TASK PROMPT - Reply with only the number of lines that contain the string "screenshot".

DATA PROVIDED -
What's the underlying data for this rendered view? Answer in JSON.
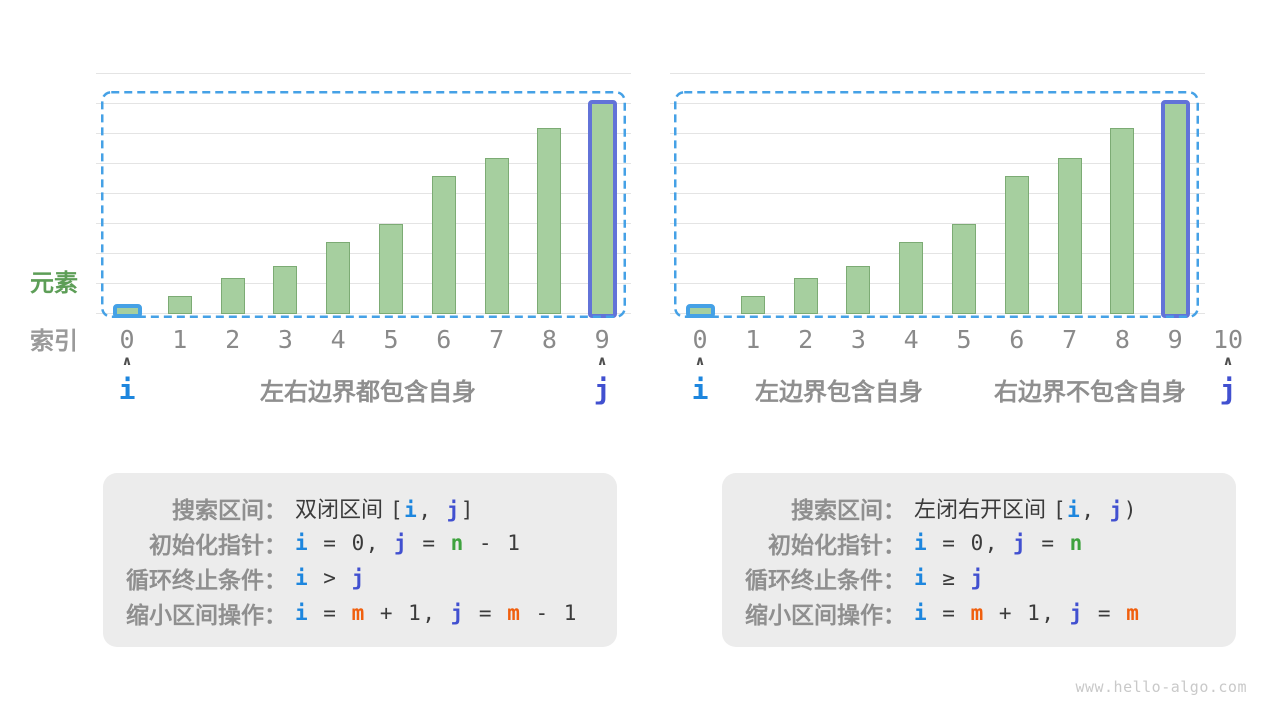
{
  "side_labels": {
    "elements": "元素",
    "index": "索引"
  },
  "watermark": "www.hello-algo.com",
  "colors": {
    "i": "#1d86de",
    "j": "#4150d0",
    "n": "#3ea23e",
    "m": "#f05f0e",
    "dark": "#3b3b3b",
    "bar_fill": "#a6cf9f",
    "bar_border": "#7cab74",
    "highlight_i": "#45a1e6",
    "highlight_j": "#6273d8",
    "selection_dash": "#45a1e6",
    "grid": "#e4e4e4",
    "elements_green": "#5d9e57",
    "axis_gray": "#9a9a9a",
    "index_digits": "#8a8a8a",
    "annotation_gray": "#8f8f8f",
    "caret": "#4f4f4f",
    "box_bg": "#ececec",
    "box_label": "#8f8f8f",
    "watermark": "#c9c9c9"
  },
  "chart_data": [
    {
      "type": "bar",
      "title": "双闭区间 [i, j]",
      "categories": [
        "0",
        "1",
        "2",
        "3",
        "4",
        "5",
        "6",
        "7",
        "8",
        "9"
      ],
      "values": [
        1,
        3,
        6,
        8,
        12,
        15,
        23,
        26,
        31,
        35
      ],
      "ylim": [
        0,
        40
      ],
      "gridline_step": 5,
      "grid": true,
      "legend_position": "none",
      "xlabel": "索引",
      "ylabel": "元素",
      "highlighted_bars": [
        {
          "index": 0,
          "color_key": "highlight_i"
        },
        {
          "index": 9,
          "color_key": "highlight_j"
        }
      ],
      "selection_range": {
        "from_category": "0",
        "to_category": "9"
      },
      "pointers": [
        {
          "label": "i",
          "at_category": "0"
        },
        {
          "label": "j",
          "at_category": "9"
        }
      ],
      "annotations": [
        "左右边界都包含自身"
      ]
    },
    {
      "type": "bar",
      "title": "左闭右开区间 [i, j)",
      "categories": [
        "0",
        "1",
        "2",
        "3",
        "4",
        "5",
        "6",
        "7",
        "8",
        "9",
        "10"
      ],
      "values": [
        1,
        3,
        6,
        8,
        12,
        15,
        23,
        26,
        31,
        35
      ],
      "ylim": [
        0,
        40
      ],
      "gridline_step": 5,
      "grid": true,
      "legend_position": "none",
      "xlabel": "索引",
      "ylabel": "元素",
      "highlighted_bars": [
        {
          "index": 0,
          "color_key": "highlight_i"
        },
        {
          "index": 9,
          "color_key": "highlight_j"
        }
      ],
      "selection_range": {
        "from_category": "0",
        "to_category": "9"
      },
      "pointers": [
        {
          "label": "i",
          "at_category": "0"
        },
        {
          "label": "j",
          "at_category": "10"
        }
      ],
      "annotations": [
        "左边界包含自身",
        "右边界不包含自身"
      ]
    }
  ],
  "info_boxes": [
    {
      "lines": [
        {
          "label": "搜索区间：",
          "code": [
            {
              "t": "双闭区间 ",
              "c": "dark",
              "k": "cjk"
            },
            {
              "t": "[",
              "c": "dark"
            },
            {
              "t": "i",
              "c": "i"
            },
            {
              "t": ", ",
              "c": "dark"
            },
            {
              "t": "j",
              "c": "j"
            },
            {
              "t": "]",
              "c": "dark"
            }
          ]
        },
        {
          "label": "初始化指针：",
          "code": [
            {
              "t": "i",
              "c": "i"
            },
            {
              "t": " = 0, ",
              "c": "dark"
            },
            {
              "t": "j",
              "c": "j"
            },
            {
              "t": " = ",
              "c": "dark"
            },
            {
              "t": "n",
              "c": "n"
            },
            {
              "t": " - 1",
              "c": "dark"
            }
          ]
        },
        {
          "label": "循环终止条件：",
          "code": [
            {
              "t": "i",
              "c": "i"
            },
            {
              "t": " > ",
              "c": "dark"
            },
            {
              "t": "j",
              "c": "j"
            }
          ]
        },
        {
          "label": "缩小区间操作：",
          "code": [
            {
              "t": "i",
              "c": "i"
            },
            {
              "t": " = ",
              "c": "dark"
            },
            {
              "t": "m",
              "c": "m"
            },
            {
              "t": " + 1, ",
              "c": "dark"
            },
            {
              "t": "j",
              "c": "j"
            },
            {
              "t": " = ",
              "c": "dark"
            },
            {
              "t": "m",
              "c": "m"
            },
            {
              "t": " - 1",
              "c": "dark"
            }
          ]
        }
      ]
    },
    {
      "lines": [
        {
          "label": "搜索区间：",
          "code": [
            {
              "t": "左闭右开区间 ",
              "c": "dark",
              "k": "cjk"
            },
            {
              "t": "[",
              "c": "dark"
            },
            {
              "t": "i",
              "c": "i"
            },
            {
              "t": ", ",
              "c": "dark"
            },
            {
              "t": "j",
              "c": "j"
            },
            {
              "t": ")",
              "c": "dark"
            }
          ]
        },
        {
          "label": "初始化指针：",
          "code": [
            {
              "t": "i",
              "c": "i"
            },
            {
              "t": " = 0, ",
              "c": "dark"
            },
            {
              "t": "j",
              "c": "j"
            },
            {
              "t": " = ",
              "c": "dark"
            },
            {
              "t": "n",
              "c": "n"
            }
          ]
        },
        {
          "label": "循环终止条件：",
          "code": [
            {
              "t": "i",
              "c": "i"
            },
            {
              "t": " ≥ ",
              "c": "dark"
            },
            {
              "t": "j",
              "c": "j"
            }
          ]
        },
        {
          "label": "缩小区间操作：",
          "code": [
            {
              "t": "i",
              "c": "i"
            },
            {
              "t": " = ",
              "c": "dark"
            },
            {
              "t": "m",
              "c": "m"
            },
            {
              "t": " + 1, ",
              "c": "dark"
            },
            {
              "t": "j",
              "c": "j"
            },
            {
              "t": " = ",
              "c": "dark"
            },
            {
              "t": "m",
              "c": "m"
            }
          ]
        }
      ]
    }
  ]
}
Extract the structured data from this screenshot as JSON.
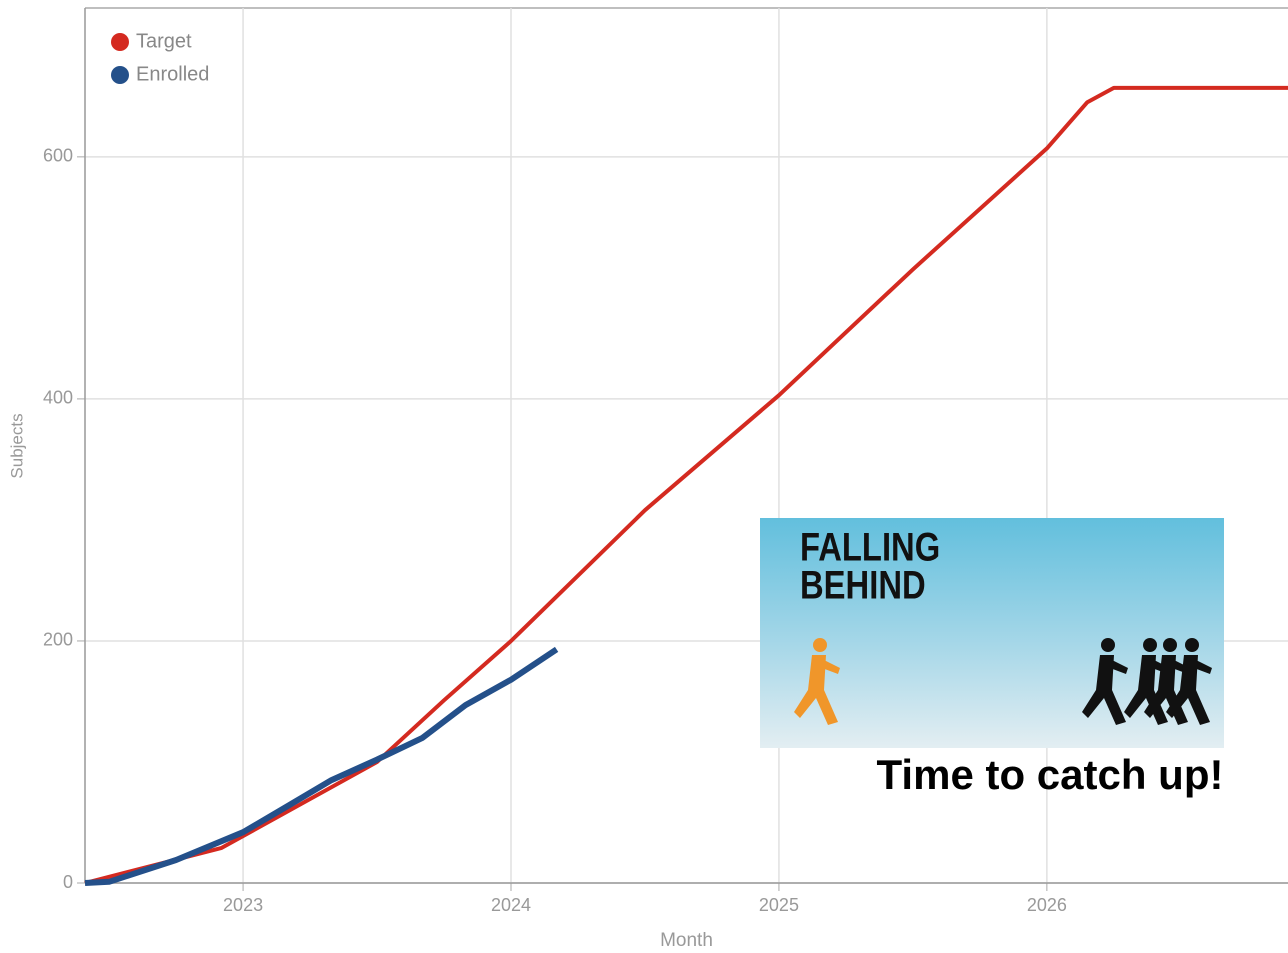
{
  "chart_data": {
    "type": "line",
    "x_label": "Month",
    "y_label": "Subjects",
    "xlim": [
      2022.41,
      2026.9
    ],
    "xticks": [
      2023,
      2024,
      2025,
      2026
    ],
    "ylim": [
      0,
      723
    ],
    "yticks": [
      0,
      200,
      400,
      600
    ],
    "grid": true,
    "legend": "top-left",
    "series": [
      {
        "name": "Target",
        "color": "#d42a20",
        "x": [
          2022.41,
          2022.92,
          2023.5,
          2023.75,
          2024.0,
          2024.5,
          2025.0,
          2025.5,
          2026.0,
          2026.15,
          2026.25,
          2026.9
        ],
        "values": [
          0,
          29,
          100,
          151,
          200,
          308,
          403,
          507,
          607,
          645,
          657,
          657
        ]
      },
      {
        "name": "Enrolled",
        "color": "#24508a",
        "x": [
          2022.41,
          2022.5,
          2022.75,
          2023.0,
          2023.17,
          2023.33,
          2023.5,
          2023.67,
          2023.83,
          2024.0,
          2024.17
        ],
        "values": [
          0,
          1,
          19,
          42,
          64,
          85,
          102,
          120,
          147,
          168,
          193
        ]
      }
    ],
    "annotations": [
      "FALLING",
      "BEHIND",
      "Time to catch up!"
    ]
  }
}
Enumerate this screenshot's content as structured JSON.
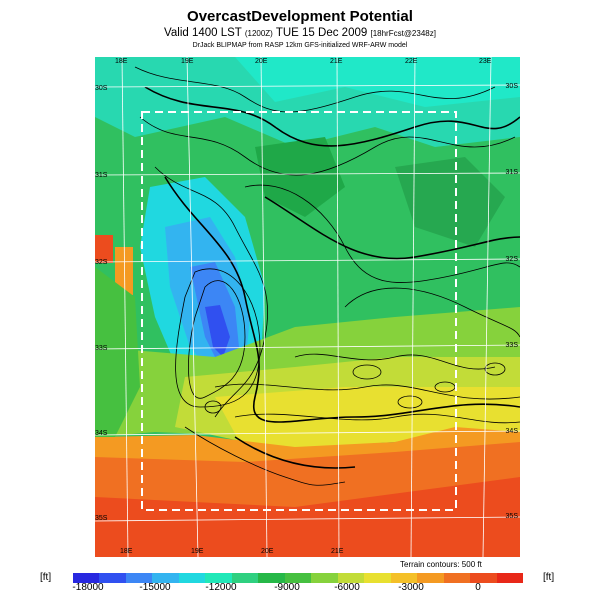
{
  "header": {
    "title": "OvercastDevelopment Potential",
    "subtitle_main": "Valid 1400 LST",
    "subtitle_z": "(1200Z)",
    "subtitle_date": "TUE 15 Dec 2009",
    "subtitle_fcst": "[18hrFcst@2348z]",
    "credit": "DrJack BLIPMAP from RASP 12km GFS-initialized WRF-ARW model"
  },
  "map": {
    "lon_labels_top": [
      "18E",
      "19E",
      "20E",
      "21E",
      "22E",
      "23E"
    ],
    "lon_labels_bottom": [
      "18E",
      "19E",
      "20E",
      "21E"
    ],
    "lat_labels_left": [
      "30S",
      "31S",
      "32S",
      "33S",
      "34S",
      "35S"
    ],
    "lat_labels_right": [
      "30S",
      "31S",
      "32S",
      "33S",
      "34S",
      "35S"
    ],
    "contour_note": "Terrain contours: 500 ft"
  },
  "legend": {
    "unit_left": "[ft]",
    "unit_right": "[ft]",
    "ticks": [
      "-18000",
      "-15000",
      "-12000",
      "-9000",
      "-6000",
      "-3000",
      "0"
    ],
    "colors": [
      "#2828e0",
      "#3050f0",
      "#3c86f5",
      "#33b4f0",
      "#20d8e0",
      "#20e8b8",
      "#2fd080",
      "#26b848",
      "#46c040",
      "#86d23c",
      "#c2dc38",
      "#e8e030",
      "#f4c028",
      "#f49a22",
      "#f07022",
      "#ec4c1e",
      "#e82818"
    ]
  }
}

EXERCISE RESULT - 2